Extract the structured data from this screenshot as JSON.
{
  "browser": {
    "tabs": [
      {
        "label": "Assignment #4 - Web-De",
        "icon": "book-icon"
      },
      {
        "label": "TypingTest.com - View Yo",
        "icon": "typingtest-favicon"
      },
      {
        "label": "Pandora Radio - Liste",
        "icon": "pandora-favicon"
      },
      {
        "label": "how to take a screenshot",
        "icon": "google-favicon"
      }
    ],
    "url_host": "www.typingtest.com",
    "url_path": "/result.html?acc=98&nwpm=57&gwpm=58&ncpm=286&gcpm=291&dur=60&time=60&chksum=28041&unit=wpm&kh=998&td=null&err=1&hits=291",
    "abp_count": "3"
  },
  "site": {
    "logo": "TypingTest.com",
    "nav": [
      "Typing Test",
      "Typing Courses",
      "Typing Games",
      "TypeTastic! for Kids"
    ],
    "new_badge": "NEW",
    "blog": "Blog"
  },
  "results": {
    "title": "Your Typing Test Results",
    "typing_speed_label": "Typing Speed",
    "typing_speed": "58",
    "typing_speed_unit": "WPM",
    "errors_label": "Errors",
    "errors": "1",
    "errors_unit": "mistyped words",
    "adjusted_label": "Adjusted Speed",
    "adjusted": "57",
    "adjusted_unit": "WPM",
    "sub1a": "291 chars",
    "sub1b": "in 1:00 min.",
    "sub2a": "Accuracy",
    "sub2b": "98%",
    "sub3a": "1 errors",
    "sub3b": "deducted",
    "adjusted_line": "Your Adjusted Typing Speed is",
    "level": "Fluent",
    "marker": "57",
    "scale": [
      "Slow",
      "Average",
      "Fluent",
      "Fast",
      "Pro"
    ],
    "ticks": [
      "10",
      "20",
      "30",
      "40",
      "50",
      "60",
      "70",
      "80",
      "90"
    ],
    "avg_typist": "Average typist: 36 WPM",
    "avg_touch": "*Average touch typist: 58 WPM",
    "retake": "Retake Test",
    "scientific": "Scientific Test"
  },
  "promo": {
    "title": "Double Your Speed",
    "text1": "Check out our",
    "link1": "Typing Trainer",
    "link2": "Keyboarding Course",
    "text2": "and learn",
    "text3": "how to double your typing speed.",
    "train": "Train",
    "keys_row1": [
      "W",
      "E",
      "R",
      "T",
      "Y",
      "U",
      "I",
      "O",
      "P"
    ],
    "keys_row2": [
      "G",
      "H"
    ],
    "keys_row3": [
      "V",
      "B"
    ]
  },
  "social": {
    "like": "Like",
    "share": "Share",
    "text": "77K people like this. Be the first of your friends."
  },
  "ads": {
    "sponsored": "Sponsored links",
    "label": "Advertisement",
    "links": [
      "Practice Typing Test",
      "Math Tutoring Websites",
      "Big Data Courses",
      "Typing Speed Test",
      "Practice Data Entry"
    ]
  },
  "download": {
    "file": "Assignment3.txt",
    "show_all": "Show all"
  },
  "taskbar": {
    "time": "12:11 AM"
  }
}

== Brief ==
Count the lines in the records above that contain the word "Practice", and give only the number.

== Exercise response ==
2